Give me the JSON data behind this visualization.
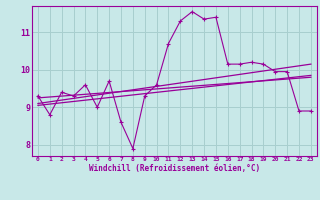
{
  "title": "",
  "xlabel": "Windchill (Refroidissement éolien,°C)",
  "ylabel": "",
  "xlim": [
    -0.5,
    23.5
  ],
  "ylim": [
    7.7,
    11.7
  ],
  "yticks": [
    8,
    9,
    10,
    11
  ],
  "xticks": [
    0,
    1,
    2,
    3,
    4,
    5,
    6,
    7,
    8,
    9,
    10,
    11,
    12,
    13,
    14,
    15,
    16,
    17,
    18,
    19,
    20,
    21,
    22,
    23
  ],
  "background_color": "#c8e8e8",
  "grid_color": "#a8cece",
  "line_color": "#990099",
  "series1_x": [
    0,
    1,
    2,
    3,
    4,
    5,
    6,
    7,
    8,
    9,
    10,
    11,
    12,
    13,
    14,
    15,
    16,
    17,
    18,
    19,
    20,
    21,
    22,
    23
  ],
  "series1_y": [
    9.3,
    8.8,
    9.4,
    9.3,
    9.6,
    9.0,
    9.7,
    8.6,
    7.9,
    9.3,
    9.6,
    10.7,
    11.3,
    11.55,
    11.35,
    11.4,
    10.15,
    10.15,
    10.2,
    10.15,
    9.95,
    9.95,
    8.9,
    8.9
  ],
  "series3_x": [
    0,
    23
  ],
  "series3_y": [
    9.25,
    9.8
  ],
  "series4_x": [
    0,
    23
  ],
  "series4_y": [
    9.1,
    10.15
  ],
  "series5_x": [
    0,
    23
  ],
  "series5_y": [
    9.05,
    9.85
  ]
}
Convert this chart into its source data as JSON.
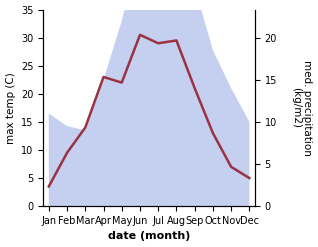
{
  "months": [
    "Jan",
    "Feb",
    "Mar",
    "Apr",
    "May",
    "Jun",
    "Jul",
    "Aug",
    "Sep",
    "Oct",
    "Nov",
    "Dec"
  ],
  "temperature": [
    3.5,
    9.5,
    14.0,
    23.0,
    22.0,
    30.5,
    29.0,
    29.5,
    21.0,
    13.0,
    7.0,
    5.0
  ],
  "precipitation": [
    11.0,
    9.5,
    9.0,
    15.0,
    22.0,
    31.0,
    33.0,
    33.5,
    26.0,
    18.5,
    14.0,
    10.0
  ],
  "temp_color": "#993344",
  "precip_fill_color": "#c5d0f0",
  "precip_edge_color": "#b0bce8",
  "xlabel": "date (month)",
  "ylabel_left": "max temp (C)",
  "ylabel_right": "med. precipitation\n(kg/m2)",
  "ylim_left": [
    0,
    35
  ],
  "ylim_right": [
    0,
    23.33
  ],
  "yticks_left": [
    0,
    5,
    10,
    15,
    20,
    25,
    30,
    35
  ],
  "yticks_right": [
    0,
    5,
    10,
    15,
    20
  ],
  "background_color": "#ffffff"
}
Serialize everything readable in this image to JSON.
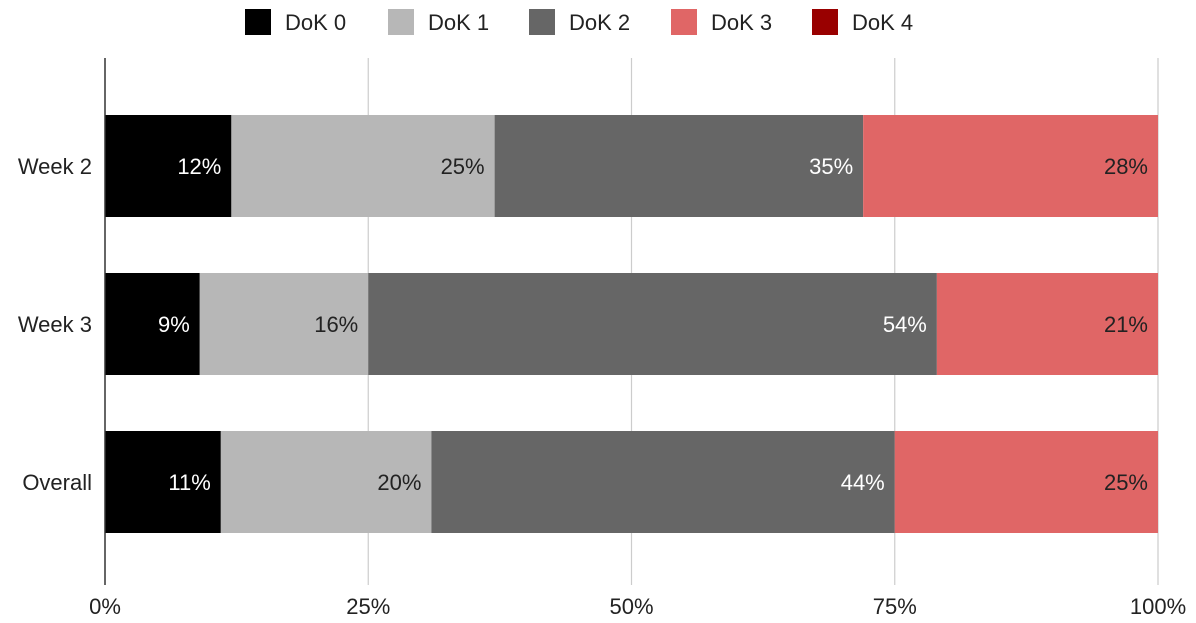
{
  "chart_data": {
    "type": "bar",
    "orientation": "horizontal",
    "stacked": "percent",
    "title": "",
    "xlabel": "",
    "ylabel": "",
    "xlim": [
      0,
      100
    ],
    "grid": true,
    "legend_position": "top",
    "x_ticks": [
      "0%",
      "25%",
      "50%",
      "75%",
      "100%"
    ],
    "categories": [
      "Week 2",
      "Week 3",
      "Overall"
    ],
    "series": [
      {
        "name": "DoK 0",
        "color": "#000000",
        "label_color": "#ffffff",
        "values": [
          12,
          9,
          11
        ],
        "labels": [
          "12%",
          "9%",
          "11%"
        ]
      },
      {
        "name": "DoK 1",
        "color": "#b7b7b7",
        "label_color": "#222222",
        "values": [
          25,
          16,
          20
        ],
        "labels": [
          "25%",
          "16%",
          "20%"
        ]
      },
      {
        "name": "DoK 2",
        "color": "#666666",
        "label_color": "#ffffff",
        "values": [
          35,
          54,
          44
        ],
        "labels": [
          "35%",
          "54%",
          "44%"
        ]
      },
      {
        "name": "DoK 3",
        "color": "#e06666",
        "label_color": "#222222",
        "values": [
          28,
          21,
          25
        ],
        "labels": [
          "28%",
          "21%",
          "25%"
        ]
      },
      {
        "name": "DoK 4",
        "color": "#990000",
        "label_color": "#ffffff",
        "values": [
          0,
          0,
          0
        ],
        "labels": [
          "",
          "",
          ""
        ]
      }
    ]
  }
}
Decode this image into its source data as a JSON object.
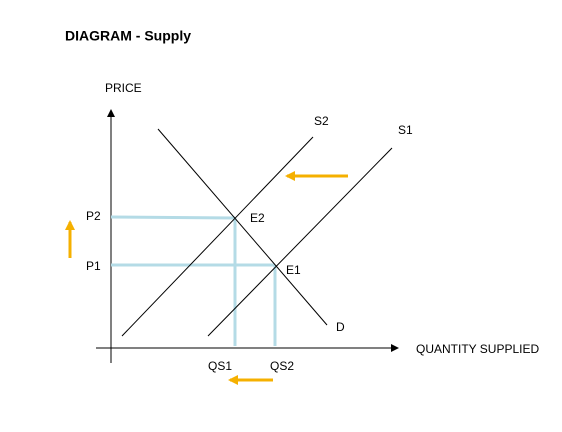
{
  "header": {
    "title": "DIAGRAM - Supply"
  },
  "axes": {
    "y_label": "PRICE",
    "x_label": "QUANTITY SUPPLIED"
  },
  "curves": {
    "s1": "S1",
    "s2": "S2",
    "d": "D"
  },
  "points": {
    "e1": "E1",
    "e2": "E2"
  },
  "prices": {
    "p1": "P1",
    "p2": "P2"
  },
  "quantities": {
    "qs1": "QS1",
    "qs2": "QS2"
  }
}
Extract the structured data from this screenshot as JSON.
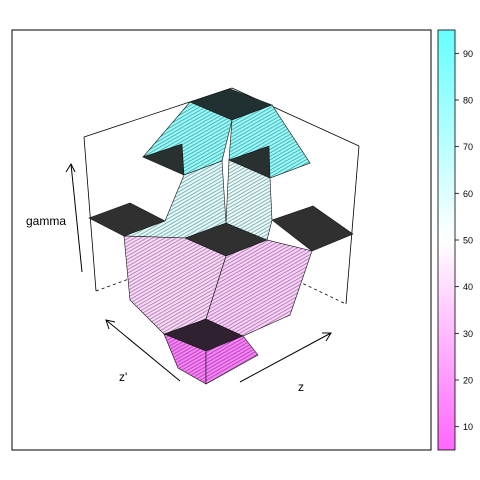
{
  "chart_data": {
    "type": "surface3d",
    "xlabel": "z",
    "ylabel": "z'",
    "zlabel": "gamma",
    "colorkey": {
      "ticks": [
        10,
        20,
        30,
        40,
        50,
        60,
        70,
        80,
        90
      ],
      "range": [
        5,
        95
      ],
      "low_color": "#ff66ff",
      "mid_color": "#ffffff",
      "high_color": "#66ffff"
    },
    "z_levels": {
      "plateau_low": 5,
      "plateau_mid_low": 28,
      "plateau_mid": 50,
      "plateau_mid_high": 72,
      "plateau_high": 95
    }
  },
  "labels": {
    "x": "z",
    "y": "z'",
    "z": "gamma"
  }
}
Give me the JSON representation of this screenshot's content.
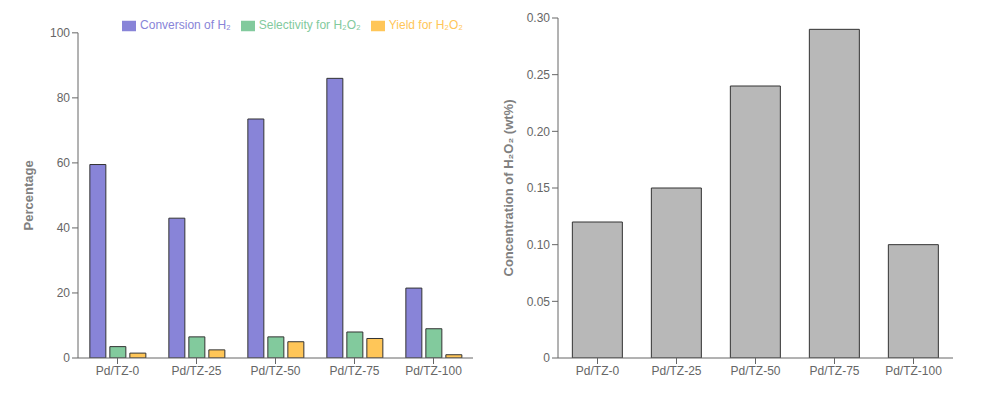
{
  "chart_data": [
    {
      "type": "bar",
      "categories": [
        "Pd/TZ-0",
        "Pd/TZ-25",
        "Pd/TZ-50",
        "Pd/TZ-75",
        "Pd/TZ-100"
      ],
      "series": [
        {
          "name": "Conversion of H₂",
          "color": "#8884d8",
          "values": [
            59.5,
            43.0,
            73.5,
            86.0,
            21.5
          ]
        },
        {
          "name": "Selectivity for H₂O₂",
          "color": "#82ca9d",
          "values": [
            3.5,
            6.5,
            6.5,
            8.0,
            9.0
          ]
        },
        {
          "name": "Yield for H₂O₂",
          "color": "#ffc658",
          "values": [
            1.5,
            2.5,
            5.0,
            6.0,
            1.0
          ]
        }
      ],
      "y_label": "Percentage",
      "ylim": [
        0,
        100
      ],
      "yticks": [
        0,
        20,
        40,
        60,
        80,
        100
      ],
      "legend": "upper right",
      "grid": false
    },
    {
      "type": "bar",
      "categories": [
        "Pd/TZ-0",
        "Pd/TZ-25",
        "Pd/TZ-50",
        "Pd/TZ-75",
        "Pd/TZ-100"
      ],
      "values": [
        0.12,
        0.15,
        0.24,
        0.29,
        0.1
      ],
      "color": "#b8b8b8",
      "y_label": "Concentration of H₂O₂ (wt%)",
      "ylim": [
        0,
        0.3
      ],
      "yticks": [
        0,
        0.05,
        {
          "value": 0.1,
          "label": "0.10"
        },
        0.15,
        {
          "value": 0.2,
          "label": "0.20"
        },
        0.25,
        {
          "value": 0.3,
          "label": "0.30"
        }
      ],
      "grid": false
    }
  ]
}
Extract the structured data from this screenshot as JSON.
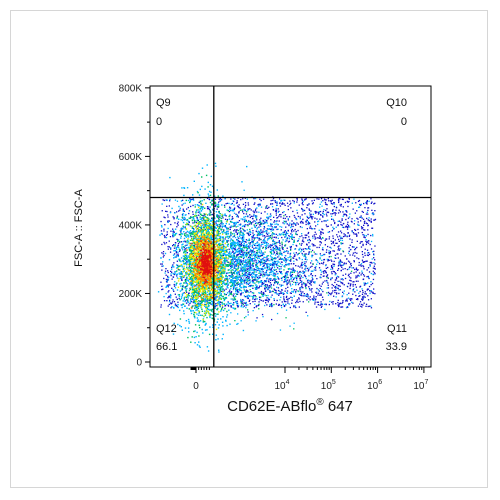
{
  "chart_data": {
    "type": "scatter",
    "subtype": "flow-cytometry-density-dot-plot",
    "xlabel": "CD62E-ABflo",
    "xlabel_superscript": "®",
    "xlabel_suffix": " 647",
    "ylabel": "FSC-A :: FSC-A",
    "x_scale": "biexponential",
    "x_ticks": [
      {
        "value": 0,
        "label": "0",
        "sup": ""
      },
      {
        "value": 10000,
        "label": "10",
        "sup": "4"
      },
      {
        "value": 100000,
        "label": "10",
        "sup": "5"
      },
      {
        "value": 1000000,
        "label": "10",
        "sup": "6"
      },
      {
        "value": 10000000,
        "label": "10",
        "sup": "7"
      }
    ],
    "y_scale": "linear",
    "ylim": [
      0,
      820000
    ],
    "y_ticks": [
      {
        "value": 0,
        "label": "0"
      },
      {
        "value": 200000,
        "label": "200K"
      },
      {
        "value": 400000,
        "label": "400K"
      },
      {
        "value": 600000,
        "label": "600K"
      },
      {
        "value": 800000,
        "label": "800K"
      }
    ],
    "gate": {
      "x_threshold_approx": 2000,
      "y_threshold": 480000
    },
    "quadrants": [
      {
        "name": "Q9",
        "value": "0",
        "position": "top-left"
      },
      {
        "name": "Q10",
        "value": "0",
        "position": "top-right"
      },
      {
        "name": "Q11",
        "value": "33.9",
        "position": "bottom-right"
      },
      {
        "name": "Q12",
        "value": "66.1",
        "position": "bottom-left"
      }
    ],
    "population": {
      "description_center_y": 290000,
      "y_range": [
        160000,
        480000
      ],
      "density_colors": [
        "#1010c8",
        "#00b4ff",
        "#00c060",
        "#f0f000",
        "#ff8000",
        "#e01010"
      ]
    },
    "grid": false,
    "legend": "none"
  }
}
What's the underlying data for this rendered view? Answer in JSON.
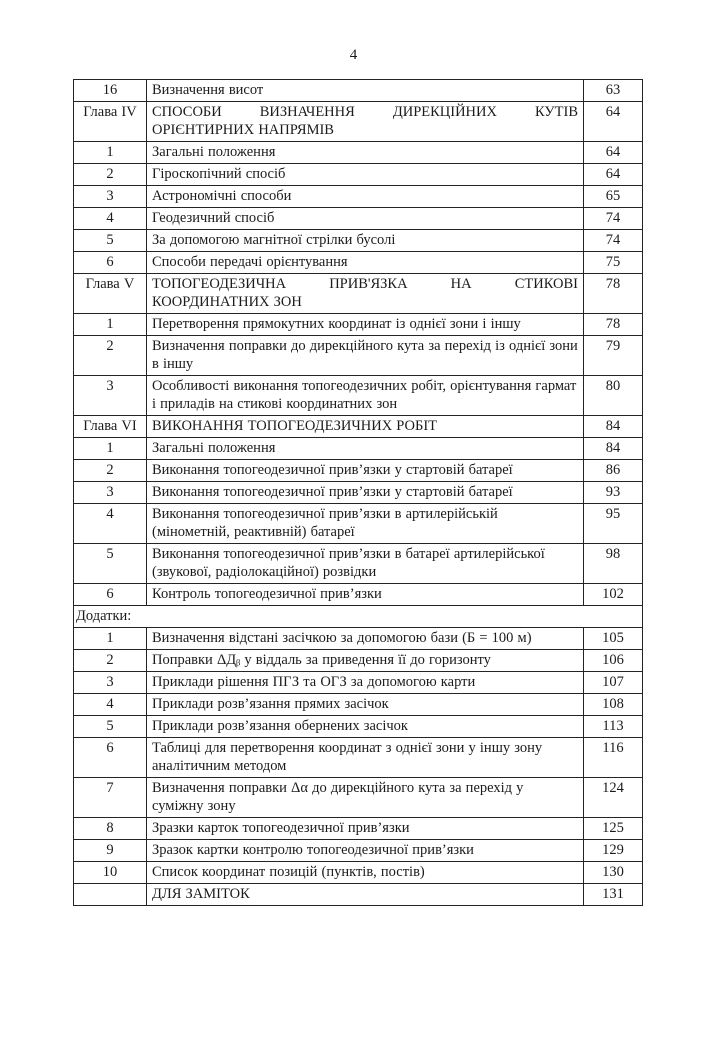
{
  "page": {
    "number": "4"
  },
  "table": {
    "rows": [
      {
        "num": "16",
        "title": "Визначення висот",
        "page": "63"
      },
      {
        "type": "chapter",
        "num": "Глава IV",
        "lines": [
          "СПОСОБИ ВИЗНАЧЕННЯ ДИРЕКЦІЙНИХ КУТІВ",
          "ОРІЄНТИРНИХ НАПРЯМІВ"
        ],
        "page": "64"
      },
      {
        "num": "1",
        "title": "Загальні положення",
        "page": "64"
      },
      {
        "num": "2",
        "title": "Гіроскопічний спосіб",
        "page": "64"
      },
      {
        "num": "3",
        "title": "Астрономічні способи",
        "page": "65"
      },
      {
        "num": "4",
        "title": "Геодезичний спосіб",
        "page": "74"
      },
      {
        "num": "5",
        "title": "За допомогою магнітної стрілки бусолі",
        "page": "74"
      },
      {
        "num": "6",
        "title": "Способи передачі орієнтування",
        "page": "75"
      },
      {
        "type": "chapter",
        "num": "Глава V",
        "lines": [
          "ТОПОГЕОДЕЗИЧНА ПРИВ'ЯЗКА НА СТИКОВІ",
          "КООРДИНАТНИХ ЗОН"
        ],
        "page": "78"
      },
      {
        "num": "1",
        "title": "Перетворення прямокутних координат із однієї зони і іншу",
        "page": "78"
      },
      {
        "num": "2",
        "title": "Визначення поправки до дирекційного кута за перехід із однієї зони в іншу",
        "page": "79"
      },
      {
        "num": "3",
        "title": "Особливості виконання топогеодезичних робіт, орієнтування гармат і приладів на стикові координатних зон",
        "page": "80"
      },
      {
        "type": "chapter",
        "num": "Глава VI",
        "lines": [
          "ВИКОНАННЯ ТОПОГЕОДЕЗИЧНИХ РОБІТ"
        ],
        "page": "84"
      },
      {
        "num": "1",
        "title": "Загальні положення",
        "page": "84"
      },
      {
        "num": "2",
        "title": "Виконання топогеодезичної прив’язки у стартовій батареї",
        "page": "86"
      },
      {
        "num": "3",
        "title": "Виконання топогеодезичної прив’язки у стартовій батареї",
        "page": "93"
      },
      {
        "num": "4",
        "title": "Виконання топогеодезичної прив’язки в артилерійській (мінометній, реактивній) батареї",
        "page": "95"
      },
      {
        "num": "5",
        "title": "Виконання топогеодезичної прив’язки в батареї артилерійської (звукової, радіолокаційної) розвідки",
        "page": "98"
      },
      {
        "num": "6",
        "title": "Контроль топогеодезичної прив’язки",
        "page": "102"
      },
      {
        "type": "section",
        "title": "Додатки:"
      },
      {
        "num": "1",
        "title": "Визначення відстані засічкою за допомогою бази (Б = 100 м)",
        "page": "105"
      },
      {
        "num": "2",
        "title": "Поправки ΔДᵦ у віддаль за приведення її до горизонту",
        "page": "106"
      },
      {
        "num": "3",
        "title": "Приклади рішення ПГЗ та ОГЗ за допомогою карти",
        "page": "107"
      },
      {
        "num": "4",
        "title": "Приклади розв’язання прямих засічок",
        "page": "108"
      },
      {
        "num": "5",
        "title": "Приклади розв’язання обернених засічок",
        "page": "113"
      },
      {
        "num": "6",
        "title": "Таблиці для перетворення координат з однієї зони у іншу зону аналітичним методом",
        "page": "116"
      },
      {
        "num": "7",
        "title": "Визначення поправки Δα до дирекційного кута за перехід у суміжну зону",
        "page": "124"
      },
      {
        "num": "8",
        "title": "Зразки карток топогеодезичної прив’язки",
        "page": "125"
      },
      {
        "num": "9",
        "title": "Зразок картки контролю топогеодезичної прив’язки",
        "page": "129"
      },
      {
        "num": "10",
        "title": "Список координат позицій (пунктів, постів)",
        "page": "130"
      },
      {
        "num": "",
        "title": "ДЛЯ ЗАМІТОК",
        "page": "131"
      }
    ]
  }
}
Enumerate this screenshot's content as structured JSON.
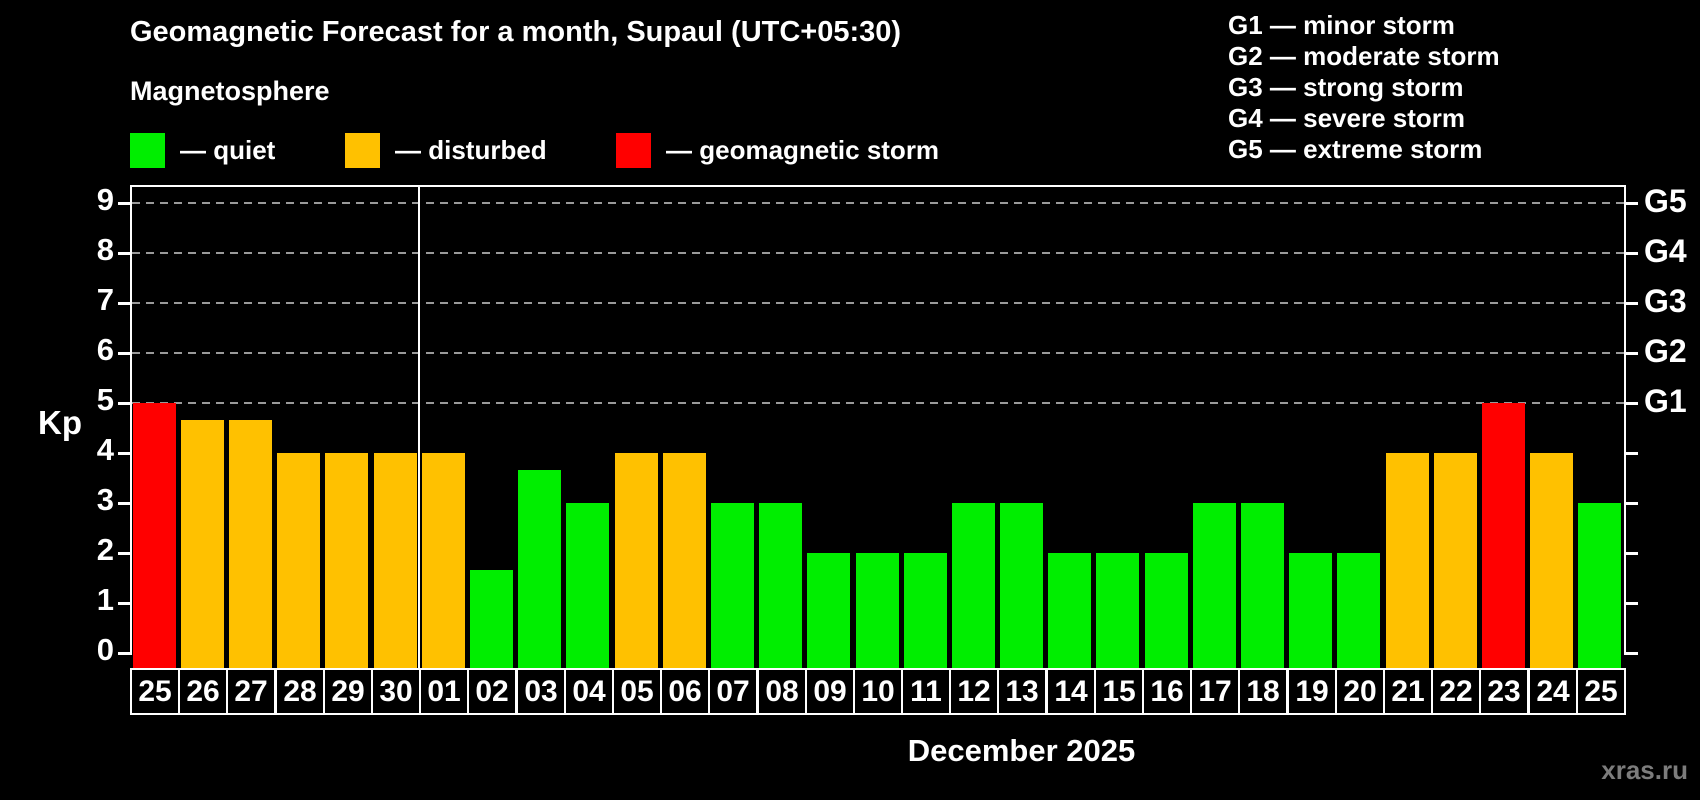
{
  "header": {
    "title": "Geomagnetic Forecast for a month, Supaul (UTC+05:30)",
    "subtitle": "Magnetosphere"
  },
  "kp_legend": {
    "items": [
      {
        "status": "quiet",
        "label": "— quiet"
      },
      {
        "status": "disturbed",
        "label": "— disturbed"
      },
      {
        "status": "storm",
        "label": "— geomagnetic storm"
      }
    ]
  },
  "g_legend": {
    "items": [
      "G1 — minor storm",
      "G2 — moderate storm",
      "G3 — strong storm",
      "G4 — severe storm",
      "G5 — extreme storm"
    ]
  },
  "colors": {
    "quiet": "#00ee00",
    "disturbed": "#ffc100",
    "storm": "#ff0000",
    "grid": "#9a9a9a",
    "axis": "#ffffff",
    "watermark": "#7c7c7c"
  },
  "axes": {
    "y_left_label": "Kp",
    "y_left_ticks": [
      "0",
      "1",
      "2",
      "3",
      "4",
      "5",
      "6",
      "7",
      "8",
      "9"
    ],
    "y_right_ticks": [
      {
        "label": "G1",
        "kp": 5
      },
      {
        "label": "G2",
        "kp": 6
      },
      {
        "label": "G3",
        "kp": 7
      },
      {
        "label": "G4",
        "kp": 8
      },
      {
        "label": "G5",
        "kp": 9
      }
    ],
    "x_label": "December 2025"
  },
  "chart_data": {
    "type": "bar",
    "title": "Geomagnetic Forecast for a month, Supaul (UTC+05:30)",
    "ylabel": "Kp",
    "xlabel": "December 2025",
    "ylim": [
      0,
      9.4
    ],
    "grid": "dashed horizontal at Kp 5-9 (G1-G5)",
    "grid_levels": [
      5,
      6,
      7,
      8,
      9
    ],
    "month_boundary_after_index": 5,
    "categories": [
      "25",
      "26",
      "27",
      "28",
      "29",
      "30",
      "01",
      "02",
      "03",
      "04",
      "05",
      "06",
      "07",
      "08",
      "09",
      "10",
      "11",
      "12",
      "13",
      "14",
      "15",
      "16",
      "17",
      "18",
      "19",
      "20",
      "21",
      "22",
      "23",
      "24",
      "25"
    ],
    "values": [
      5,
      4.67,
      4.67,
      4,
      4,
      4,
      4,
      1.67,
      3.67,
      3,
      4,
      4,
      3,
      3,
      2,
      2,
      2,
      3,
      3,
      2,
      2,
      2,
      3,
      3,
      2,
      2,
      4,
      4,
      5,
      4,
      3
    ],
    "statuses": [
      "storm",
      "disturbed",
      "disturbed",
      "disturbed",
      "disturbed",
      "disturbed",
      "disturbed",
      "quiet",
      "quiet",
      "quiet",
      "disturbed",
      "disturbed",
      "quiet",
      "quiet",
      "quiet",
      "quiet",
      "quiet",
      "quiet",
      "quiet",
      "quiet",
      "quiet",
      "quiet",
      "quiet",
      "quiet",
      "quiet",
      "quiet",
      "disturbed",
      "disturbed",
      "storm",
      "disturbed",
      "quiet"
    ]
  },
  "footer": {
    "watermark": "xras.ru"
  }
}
++++++
**Description of the task:**
Give the count of lines holding the word "зону", with no other words.

**Solution:**
2